EXERCISE BRIEF: Write out every record in full, exactly as written, please.

-- START RECORDS FOR THE EXERCISE --

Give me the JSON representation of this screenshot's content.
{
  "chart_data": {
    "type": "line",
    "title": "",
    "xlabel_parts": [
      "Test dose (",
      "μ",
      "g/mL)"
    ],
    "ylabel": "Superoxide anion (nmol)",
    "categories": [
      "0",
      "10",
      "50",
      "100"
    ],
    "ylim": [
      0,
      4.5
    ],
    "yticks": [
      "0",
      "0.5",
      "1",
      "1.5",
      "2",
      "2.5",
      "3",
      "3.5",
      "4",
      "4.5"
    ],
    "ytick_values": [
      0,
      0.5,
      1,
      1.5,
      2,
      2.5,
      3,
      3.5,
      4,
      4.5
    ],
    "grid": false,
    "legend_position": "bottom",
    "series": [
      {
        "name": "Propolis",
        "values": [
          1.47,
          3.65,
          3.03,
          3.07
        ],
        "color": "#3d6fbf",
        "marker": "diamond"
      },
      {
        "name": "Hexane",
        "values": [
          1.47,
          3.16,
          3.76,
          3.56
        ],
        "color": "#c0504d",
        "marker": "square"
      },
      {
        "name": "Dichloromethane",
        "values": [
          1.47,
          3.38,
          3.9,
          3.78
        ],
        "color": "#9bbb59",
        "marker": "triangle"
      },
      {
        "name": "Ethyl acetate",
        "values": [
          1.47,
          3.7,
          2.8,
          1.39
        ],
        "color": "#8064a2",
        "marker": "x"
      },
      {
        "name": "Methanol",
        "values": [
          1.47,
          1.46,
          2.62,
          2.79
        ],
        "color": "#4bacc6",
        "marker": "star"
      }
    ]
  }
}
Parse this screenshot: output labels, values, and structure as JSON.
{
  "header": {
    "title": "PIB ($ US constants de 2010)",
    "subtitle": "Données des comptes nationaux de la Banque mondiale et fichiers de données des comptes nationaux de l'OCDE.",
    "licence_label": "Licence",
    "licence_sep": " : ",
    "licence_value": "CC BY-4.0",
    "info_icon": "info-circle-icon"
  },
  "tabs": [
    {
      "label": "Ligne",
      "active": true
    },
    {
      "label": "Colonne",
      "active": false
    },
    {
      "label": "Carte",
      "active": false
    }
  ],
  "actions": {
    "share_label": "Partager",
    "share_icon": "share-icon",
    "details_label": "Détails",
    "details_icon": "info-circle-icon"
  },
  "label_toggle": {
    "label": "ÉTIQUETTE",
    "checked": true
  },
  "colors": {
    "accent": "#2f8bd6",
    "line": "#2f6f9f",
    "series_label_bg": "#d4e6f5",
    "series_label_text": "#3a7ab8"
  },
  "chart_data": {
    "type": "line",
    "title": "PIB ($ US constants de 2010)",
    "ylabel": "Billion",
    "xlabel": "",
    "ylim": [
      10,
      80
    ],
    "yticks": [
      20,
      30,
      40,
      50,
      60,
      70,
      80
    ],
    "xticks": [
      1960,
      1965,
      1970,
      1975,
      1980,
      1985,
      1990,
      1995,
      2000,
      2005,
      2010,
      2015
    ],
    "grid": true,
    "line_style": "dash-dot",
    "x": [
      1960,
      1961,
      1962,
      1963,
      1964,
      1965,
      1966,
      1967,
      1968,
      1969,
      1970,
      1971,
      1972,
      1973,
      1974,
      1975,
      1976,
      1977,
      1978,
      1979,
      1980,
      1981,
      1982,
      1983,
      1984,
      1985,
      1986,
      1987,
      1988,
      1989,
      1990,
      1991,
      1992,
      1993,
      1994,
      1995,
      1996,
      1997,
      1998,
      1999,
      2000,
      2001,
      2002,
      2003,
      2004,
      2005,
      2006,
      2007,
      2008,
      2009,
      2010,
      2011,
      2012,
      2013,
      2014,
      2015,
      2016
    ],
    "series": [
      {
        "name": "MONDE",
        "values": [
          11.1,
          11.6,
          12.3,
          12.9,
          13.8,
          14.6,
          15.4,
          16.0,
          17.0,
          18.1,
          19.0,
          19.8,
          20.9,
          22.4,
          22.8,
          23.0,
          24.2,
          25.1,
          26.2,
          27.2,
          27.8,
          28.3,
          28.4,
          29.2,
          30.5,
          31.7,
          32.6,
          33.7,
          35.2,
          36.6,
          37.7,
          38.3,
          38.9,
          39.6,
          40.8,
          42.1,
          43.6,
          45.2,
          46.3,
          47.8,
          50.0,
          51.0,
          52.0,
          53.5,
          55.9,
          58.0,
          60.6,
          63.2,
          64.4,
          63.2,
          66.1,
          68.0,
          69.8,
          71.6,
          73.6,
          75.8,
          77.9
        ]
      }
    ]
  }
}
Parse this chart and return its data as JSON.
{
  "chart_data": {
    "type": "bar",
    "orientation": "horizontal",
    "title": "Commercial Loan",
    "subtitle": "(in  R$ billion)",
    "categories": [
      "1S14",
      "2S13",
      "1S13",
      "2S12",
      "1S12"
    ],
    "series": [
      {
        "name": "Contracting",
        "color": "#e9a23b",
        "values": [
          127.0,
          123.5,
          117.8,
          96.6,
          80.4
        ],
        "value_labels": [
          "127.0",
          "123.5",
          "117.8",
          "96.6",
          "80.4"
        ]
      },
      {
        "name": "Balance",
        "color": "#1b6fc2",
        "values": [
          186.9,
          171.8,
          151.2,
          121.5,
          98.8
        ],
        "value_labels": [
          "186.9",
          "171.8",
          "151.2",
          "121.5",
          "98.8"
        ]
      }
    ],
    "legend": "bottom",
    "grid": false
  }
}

-- END RECORDS FOR THE EXERCISE --

ANSWER TO THIS TASK:
Give me the JSON representation of this screenshot's content.
{
  "chart_data": {
    "type": "line",
    "title": "",
    "xlabel_parts": [
      "Test dose (",
      "μ",
      "g/mL)"
    ],
    "ylabel": "Superoxide anion (nmol)",
    "categories": [
      "0",
      "10",
      "50",
      "100"
    ],
    "ylim": [
      0,
      4.5
    ],
    "yticks": [
      "0",
      "0.5",
      "1",
      "1.5",
      "2",
      "2.5",
      "3",
      "3.5",
      "4",
      "4.5"
    ],
    "ytick_values": [
      0,
      0.5,
      1,
      1.5,
      2,
      2.5,
      3,
      3.5,
      4,
      4.5
    ],
    "grid": false,
    "legend_position": "bottom",
    "series": [
      {
        "name": "Propolis",
        "values": [
          1.47,
          3.65,
          3.03,
          3.07
        ],
        "color": "#3d6fbf",
        "marker": "diamond"
      },
      {
        "name": "Hexane",
        "values": [
          1.47,
          3.16,
          3.76,
          3.56
        ],
        "color": "#c0504d",
        "marker": "square"
      },
      {
        "name": "Dichloromethane",
        "values": [
          1.47,
          3.38,
          3.9,
          3.78
        ],
        "color": "#9bbb59",
        "marker": "triangle"
      },
      {
        "name": "Ethyl acetate",
        "values": [
          1.47,
          3.7,
          2.8,
          1.39
        ],
        "color": "#8064a2",
        "marker": "x"
      },
      {
        "name": "Methanol",
        "values": [
          1.47,
          1.46,
          2.62,
          2.79
        ],
        "color": "#4bacc6",
        "marker": "star"
      }
    ]
  }
}
Parse this screenshot: output labels, values, and structure as JSON.
{
  "header": {
    "title": "PIB ($ US constants de 2010)",
    "subtitle": "Données des comptes nationaux de la Banque mondiale et fichiers de données des comptes nationaux de l'OCDE.",
    "licence_label": "Licence",
    "licence_sep": " : ",
    "licence_value": "CC BY-4.0",
    "info_icon": "info-circle-icon"
  },
  "tabs": [
    {
      "label": "Ligne",
      "active": true
    },
    {
      "label": "Colonne",
      "active": false
    },
    {
      "label": "Carte",
      "active": false
    }
  ],
  "actions": {
    "share_label": "Partager",
    "share_icon": "share-icon",
    "details_label": "Détails",
    "details_icon": "info-circle-icon"
  },
  "label_toggle": {
    "label": "ÉTIQUETTE",
    "checked": true
  },
  "colors": {
    "accent": "#2f8bd6",
    "line": "#2f6f9f",
    "series_label_bg": "#d4e6f5",
    "series_label_text": "#3a7ab8"
  },
  "chart_data": {
    "type": "line",
    "title": "PIB ($ US constants de 2010)",
    "ylabel": "Billion",
    "xlabel": "",
    "ylim": [
      10,
      80
    ],
    "yticks": [
      20,
      30,
      40,
      50,
      60,
      70,
      80
    ],
    "xticks": [
      1960,
      1965,
      1970,
      1975,
      1980,
      1985,
      1990,
      1995,
      2000,
      2005,
      2010,
      2015
    ],
    "grid": true,
    "line_style": "dash-dot",
    "x": [
      1960,
      1961,
      1962,
      1963,
      1964,
      1965,
      1966,
      1967,
      1968,
      1969,
      1970,
      1971,
      1972,
      1973,
      1974,
      1975,
      1976,
      1977,
      1978,
      1979,
      1980,
      1981,
      1982,
      1983,
      1984,
      1985,
      1986,
      1987,
      1988,
      1989,
      1990,
      1991,
      1992,
      1993,
      1994,
      1995,
      1996,
      1997,
      1998,
      1999,
      2000,
      2001,
      2002,
      2003,
      2004,
      2005,
      2006,
      2007,
      2008,
      2009,
      2010,
      2011,
      2012,
      2013,
      2014,
      2015,
      2016
    ],
    "series": [
      {
        "name": "MONDE",
        "values": [
          11.1,
          11.6,
          12.3,
          12.9,
          13.8,
          14.6,
          15.4,
          16.0,
          17.0,
          18.1,
          19.0,
          19.8,
          20.9,
          22.4,
          22.8,
          23.0,
          24.2,
          25.1,
          26.2,
          27.2,
          27.8,
          28.3,
          28.4,
          29.2,
          30.5,
          31.7,
          32.6,
          33.7,
          35.2,
          36.6,
          37.7,
          38.3,
          38.9,
          39.6,
          40.8,
          42.1,
          43.6,
          45.2,
          46.3,
          47.8,
          50.0,
          51.0,
          52.0,
          53.5,
          55.9,
          58.0,
          60.6,
          63.2,
          64.4,
          63.2,
          66.1,
          68.0,
          69.8,
          71.6,
          73.6,
          75.8,
          77.9
        ]
      }
    ]
  }
}
Parse this chart and return its data as JSON.
{
  "chart_data": {
    "type": "bar",
    "orientation": "horizontal",
    "title": "Commercial Loan",
    "subtitle": "(in  R$ billion)",
    "categories": [
      "1S14",
      "2S13",
      "1S13",
      "2S12",
      "1S12"
    ],
    "series": [
      {
        "name": "Contracting",
        "color": "#e9a23b",
        "values": [
          127.0,
          123.5,
          117.8,
          96.6,
          80.4
        ],
        "value_labels": [
          "127.0",
          "123.5",
          "117.8",
          "96.6",
          "80.4"
        ]
      },
      {
        "name": "Balance",
        "color": "#1b6fc2",
        "values": [
          186.9,
          171.8,
          151.2,
          121.5,
          98.8
        ],
        "value_labels": [
          "186.9",
          "171.8",
          "151.2",
          "121.5",
          "98.8"
        ]
      }
    ],
    "legend": "bottom",
    "grid": false
  }
}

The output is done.